** Aim **
Every entry below should be repeated exactly; the pictures should not.
- - - - -
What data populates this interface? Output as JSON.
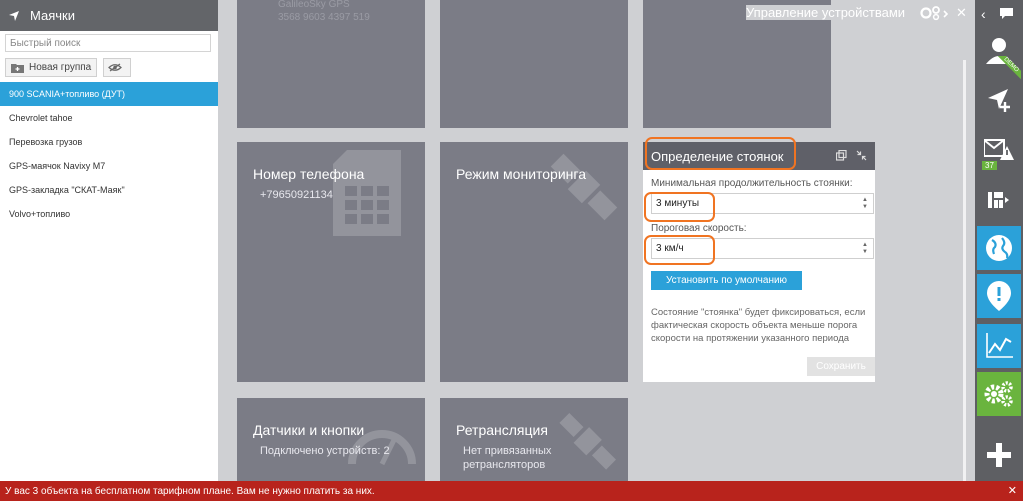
{
  "sidebar": {
    "title": "Маячки",
    "search_placeholder": "Быстрый поиск",
    "new_group_label": "Новая группа",
    "items": [
      {
        "label": "900 SCANIA+топливо (ДУТ)"
      },
      {
        "label": "Chevrolet tahoe"
      },
      {
        "label": "Перевозка грузов"
      },
      {
        "label": "GPS-маячок Navixy M7"
      },
      {
        "label": "GPS-закладка \"СКАТ-Маяк\""
      },
      {
        "label": "Volvo+топливо"
      }
    ]
  },
  "main": {
    "manager_title": "Управление устройствами",
    "device_faint": [
      "GalileoSky GPS",
      "3568 9603 4397 519"
    ],
    "tiles": {
      "phone": {
        "title": "Номер телефона",
        "sub": "+79650921134"
      },
      "monitoring": {
        "title": "Режим мониторинга"
      },
      "sensors": {
        "title": "Датчики и кнопки",
        "sub": "Подключено устройств: 2"
      },
      "relay": {
        "title": "Ретрансляция",
        "sub1": "Нет привязанных",
        "sub2": "ретрансляторов"
      }
    },
    "parking": {
      "title": "Определение стоянок",
      "min_duration_label": "Минимальная продолжительность стоянки:",
      "min_duration_value": "3 минуты",
      "speed_label": "Пороговая скорость:",
      "speed_value": "3 км/ч",
      "default_button": "Установить по умолчанию",
      "description": "Состояние \"стоянка\" будет фиксироваться, если фактическая скорость объекта меньше порога скорости на протяжении указанного периода",
      "save_button": "Сохранить"
    }
  },
  "rightbar": {
    "demo_label": "DEMO",
    "messages_count": "37"
  },
  "bottom_bar": {
    "message": "У вас 3 объекта на бесплатном тарифном плане. Вам не нужно платить за них."
  },
  "colors": {
    "accent_blue": "#2ba1d9",
    "accent_green": "#6ab43e",
    "highlight_orange": "#f07422",
    "alert_red": "#b8231c"
  }
}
- - - - -
** Task answer **
What data populates this interface? Output as JSON.
{
  "sidebar": {
    "title": "Маячки",
    "search_placeholder": "Быстрый поиск",
    "new_group_label": "Новая группа",
    "items": [
      {
        "label": "900 SCANIA+топливо (ДУТ)"
      },
      {
        "label": "Chevrolet tahoe"
      },
      {
        "label": "Перевозка грузов"
      },
      {
        "label": "GPS-маячок Navixy M7"
      },
      {
        "label": "GPS-закладка \"СКАТ-Маяк\""
      },
      {
        "label": "Volvo+топливо"
      }
    ]
  },
  "main": {
    "manager_title": "Управление устройствами",
    "device_faint": [
      "GalileoSky GPS",
      "3568 9603 4397 519"
    ],
    "tiles": {
      "phone": {
        "title": "Номер телефона",
        "sub": "+79650921134"
      },
      "monitoring": {
        "title": "Режим мониторинга"
      },
      "sensors": {
        "title": "Датчики и кнопки",
        "sub": "Подключено устройств: 2"
      },
      "relay": {
        "title": "Ретрансляция",
        "sub1": "Нет привязанных",
        "sub2": "ретрансляторов"
      }
    },
    "parking": {
      "title": "Определение стоянок",
      "min_duration_label": "Минимальная продолжительность стоянки:",
      "min_duration_value": "3 минуты",
      "speed_label": "Пороговая скорость:",
      "speed_value": "3 км/ч",
      "default_button": "Установить по умолчанию",
      "description": "Состояние \"стоянка\" будет фиксироваться, если фактическая скорость объекта меньше порога скорости на протяжении указанного периода",
      "save_button": "Сохранить"
    }
  },
  "rightbar": {
    "demo_label": "DEMO",
    "messages_count": "37"
  },
  "bottom_bar": {
    "message": "У вас 3 объекта на бесплатном тарифном плане. Вам не нужно платить за них."
  },
  "colors": {
    "accent_blue": "#2ba1d9",
    "accent_green": "#6ab43e",
    "highlight_orange": "#f07422",
    "alert_red": "#b8231c"
  }
}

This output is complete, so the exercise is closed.